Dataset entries
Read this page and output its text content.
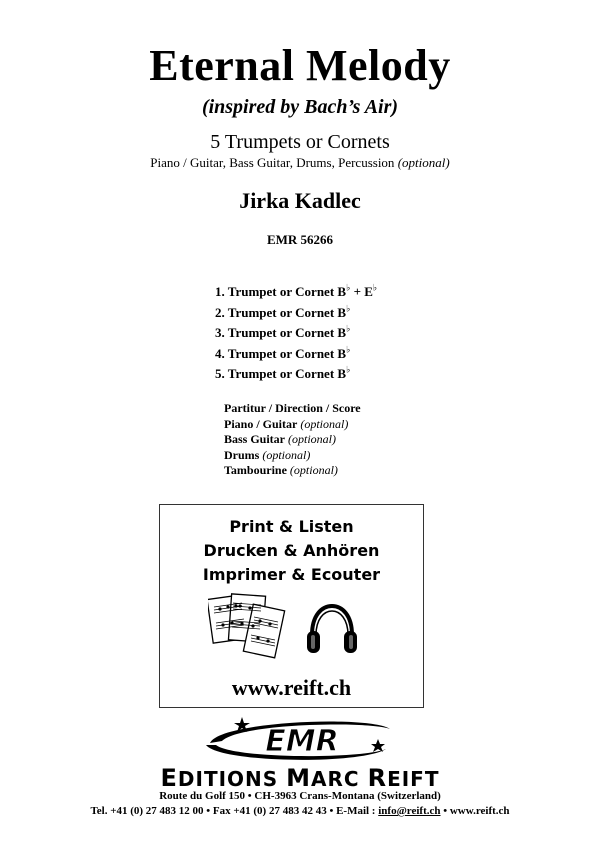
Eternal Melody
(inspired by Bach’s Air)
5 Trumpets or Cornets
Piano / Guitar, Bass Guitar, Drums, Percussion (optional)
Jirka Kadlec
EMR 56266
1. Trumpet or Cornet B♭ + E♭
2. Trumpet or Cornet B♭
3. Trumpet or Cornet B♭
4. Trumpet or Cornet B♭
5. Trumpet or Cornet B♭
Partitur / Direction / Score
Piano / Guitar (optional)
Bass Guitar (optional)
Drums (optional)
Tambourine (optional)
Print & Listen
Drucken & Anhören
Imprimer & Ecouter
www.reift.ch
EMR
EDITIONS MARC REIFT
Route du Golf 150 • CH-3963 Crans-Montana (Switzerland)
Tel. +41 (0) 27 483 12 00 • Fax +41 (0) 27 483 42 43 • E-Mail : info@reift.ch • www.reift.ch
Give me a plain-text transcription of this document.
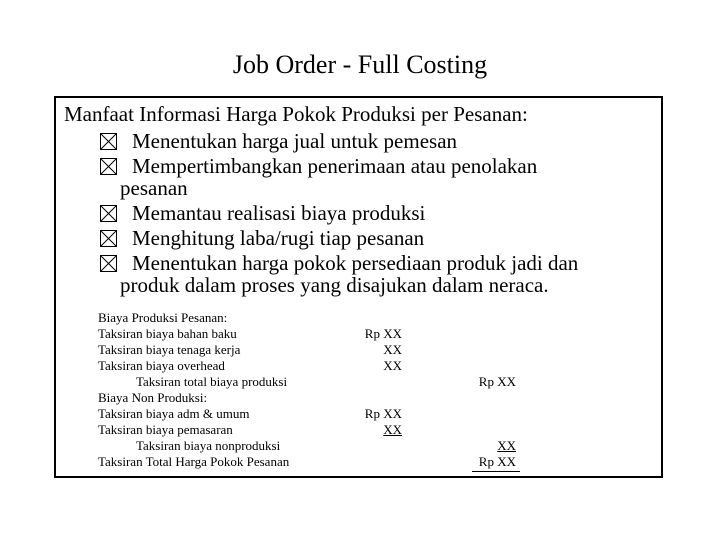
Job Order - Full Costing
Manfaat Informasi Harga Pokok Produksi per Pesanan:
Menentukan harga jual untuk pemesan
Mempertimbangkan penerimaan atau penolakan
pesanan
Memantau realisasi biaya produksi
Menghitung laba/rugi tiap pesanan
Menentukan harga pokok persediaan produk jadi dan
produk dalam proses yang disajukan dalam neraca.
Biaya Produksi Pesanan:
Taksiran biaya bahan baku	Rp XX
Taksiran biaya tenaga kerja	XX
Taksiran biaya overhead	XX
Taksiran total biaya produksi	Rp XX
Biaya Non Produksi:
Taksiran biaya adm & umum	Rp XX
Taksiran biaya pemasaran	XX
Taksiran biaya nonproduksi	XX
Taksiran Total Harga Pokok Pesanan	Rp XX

=== TASK TO CARRY OUT ===
All records should be output exactly, with the pictures left out.

=== SOLVED PROBLEM ===
Read this page and output its text content.
Eternal Melody
(inspired by Bach’s Air)
5 Trumpets or Cornets
Piano / Guitar, Bass Guitar, Drums, Percussion (optional)
Jirka Kadlec
EMR 56266
1. Trumpet or Cornet B♭ + E♭
2. Trumpet or Cornet B♭
3. Trumpet or Cornet B♭
4. Trumpet or Cornet B♭
5. Trumpet or Cornet B♭
Partitur / Direction / Score
Piano / Guitar (optional)
Bass Guitar (optional)
Drums (optional)
Tambourine (optional)
Print & Listen
Drucken & Anhören
Imprimer & Ecouter
www.reift.ch
EMR
EDITIONS MARC REIFT
Route du Golf 150 • CH-3963 Crans-Montana (Switzerland)
Tel. +41 (0) 27 483 12 00 • Fax +41 (0) 27 483 42 43 • E-Mail : info@reift.ch • www.reift.ch
Give me a plain-text transcription of this document.
Job Order - Full Costing
Manfaat Informasi Harga Pokok Produksi per Pesanan:
Menentukan harga jual untuk pemesan
Mempertimbangkan penerimaan atau penolakan
pesanan
Memantau realisasi biaya produksi
Menghitung laba/rugi tiap pesanan
Menentukan harga pokok persediaan produk jadi dan
produk dalam proses yang disajukan dalam neraca.
Biaya Produksi Pesanan:
Taksiran biaya bahan baku	Rp XX
Taksiran biaya tenaga kerja	XX
Taksiran biaya overhead	XX
Taksiran total biaya produksi	Rp XX
Biaya Non Produksi:
Taksiran biaya adm & umum	Rp XX
Taksiran biaya pemasaran	XX
Taksiran biaya nonproduksi	XX
Taksiran Total Harga Pokok Pesanan	Rp XX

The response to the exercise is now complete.